Work instructions: Would you output the whole listing below, exactly as it reads?

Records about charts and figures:
────────

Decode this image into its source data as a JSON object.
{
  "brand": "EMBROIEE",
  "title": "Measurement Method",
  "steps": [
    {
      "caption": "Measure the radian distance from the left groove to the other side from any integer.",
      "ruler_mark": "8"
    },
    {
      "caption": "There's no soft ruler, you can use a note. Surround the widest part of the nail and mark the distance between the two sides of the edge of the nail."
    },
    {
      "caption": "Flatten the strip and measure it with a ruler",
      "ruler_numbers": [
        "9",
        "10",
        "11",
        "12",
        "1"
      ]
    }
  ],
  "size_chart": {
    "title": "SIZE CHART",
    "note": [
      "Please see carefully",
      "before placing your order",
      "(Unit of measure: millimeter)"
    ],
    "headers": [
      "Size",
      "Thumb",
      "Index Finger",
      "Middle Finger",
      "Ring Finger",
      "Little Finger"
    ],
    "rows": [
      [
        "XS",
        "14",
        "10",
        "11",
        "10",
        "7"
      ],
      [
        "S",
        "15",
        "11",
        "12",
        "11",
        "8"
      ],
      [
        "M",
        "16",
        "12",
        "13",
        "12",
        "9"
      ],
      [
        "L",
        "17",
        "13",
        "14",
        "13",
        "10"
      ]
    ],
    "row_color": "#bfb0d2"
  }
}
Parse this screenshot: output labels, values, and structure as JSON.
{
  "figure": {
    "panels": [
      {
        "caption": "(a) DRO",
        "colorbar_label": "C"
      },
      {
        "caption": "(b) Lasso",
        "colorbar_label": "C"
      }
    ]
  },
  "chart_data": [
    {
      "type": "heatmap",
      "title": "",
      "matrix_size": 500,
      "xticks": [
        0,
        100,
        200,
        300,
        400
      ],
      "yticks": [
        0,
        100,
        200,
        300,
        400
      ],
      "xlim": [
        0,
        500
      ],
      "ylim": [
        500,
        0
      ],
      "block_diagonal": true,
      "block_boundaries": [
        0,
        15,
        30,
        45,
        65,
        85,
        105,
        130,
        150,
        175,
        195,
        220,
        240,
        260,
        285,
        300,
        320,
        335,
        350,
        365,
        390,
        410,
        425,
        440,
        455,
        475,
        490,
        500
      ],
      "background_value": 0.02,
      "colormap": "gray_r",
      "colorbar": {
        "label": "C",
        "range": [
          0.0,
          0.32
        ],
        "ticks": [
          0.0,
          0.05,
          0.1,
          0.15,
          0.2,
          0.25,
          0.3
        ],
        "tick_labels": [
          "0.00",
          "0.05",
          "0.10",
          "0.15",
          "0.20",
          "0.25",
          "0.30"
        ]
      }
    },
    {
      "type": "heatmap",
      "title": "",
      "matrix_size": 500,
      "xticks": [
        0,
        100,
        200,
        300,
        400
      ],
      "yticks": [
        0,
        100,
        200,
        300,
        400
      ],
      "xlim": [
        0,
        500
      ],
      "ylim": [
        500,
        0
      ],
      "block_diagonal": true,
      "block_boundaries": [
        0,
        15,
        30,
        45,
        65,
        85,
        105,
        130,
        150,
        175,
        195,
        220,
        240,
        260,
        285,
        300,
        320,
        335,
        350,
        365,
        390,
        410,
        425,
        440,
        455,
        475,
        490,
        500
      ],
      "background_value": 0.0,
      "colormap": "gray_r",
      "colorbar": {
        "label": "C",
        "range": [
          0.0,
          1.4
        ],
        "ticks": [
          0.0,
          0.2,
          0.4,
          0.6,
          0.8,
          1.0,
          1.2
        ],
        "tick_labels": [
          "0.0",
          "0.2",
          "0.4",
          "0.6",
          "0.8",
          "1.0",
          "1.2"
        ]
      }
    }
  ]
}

────────

Response for this exercise:
Decode this image into its source data as a JSON object.
{
  "brand": "EMBROIEE",
  "title": "Measurement Method",
  "steps": [
    {
      "caption": "Measure the radian distance from the left groove to the other side from any integer.",
      "ruler_mark": "8"
    },
    {
      "caption": "There's no soft ruler, you can use a note. Surround the widest part of the nail and mark the distance between the two sides of the edge of the nail."
    },
    {
      "caption": "Flatten the strip and measure it with a ruler",
      "ruler_numbers": [
        "9",
        "10",
        "11",
        "12",
        "1"
      ]
    }
  ],
  "size_chart": {
    "title": "SIZE CHART",
    "note": [
      "Please see carefully",
      "before placing your order",
      "(Unit of measure: millimeter)"
    ],
    "headers": [
      "Size",
      "Thumb",
      "Index Finger",
      "Middle Finger",
      "Ring Finger",
      "Little Finger"
    ],
    "rows": [
      [
        "XS",
        "14",
        "10",
        "11",
        "10",
        "7"
      ],
      [
        "S",
        "15",
        "11",
        "12",
        "11",
        "8"
      ],
      [
        "M",
        "16",
        "12",
        "13",
        "12",
        "9"
      ],
      [
        "L",
        "17",
        "13",
        "14",
        "13",
        "10"
      ]
    ],
    "row_color": "#bfb0d2"
  }
}
Parse this screenshot: output labels, values, and structure as JSON.
{
  "figure": {
    "panels": [
      {
        "caption": "(a) DRO",
        "colorbar_label": "C"
      },
      {
        "caption": "(b) Lasso",
        "colorbar_label": "C"
      }
    ]
  },
  "chart_data": [
    {
      "type": "heatmap",
      "title": "",
      "matrix_size": 500,
      "xticks": [
        0,
        100,
        200,
        300,
        400
      ],
      "yticks": [
        0,
        100,
        200,
        300,
        400
      ],
      "xlim": [
        0,
        500
      ],
      "ylim": [
        500,
        0
      ],
      "block_diagonal": true,
      "block_boundaries": [
        0,
        15,
        30,
        45,
        65,
        85,
        105,
        130,
        150,
        175,
        195,
        220,
        240,
        260,
        285,
        300,
        320,
        335,
        350,
        365,
        390,
        410,
        425,
        440,
        455,
        475,
        490,
        500
      ],
      "background_value": 0.02,
      "colormap": "gray_r",
      "colorbar": {
        "label": "C",
        "range": [
          0.0,
          0.32
        ],
        "ticks": [
          0.0,
          0.05,
          0.1,
          0.15,
          0.2,
          0.25,
          0.3
        ],
        "tick_labels": [
          "0.00",
          "0.05",
          "0.10",
          "0.15",
          "0.20",
          "0.25",
          "0.30"
        ]
      }
    },
    {
      "type": "heatmap",
      "title": "",
      "matrix_size": 500,
      "xticks": [
        0,
        100,
        200,
        300,
        400
      ],
      "yticks": [
        0,
        100,
        200,
        300,
        400
      ],
      "xlim": [
        0,
        500
      ],
      "ylim": [
        500,
        0
      ],
      "block_diagonal": true,
      "block_boundaries": [
        0,
        15,
        30,
        45,
        65,
        85,
        105,
        130,
        150,
        175,
        195,
        220,
        240,
        260,
        285,
        300,
        320,
        335,
        350,
        365,
        390,
        410,
        425,
        440,
        455,
        475,
        490,
        500
      ],
      "background_value": 0.0,
      "colormap": "gray_r",
      "colorbar": {
        "label": "C",
        "range": [
          0.0,
          1.4
        ],
        "ticks": [
          0.0,
          0.2,
          0.4,
          0.6,
          0.8,
          1.0,
          1.2
        ],
        "tick_labels": [
          "0.0",
          "0.2",
          "0.4",
          "0.6",
          "0.8",
          "1.0",
          "1.2"
        ]
      }
    }
  ]
}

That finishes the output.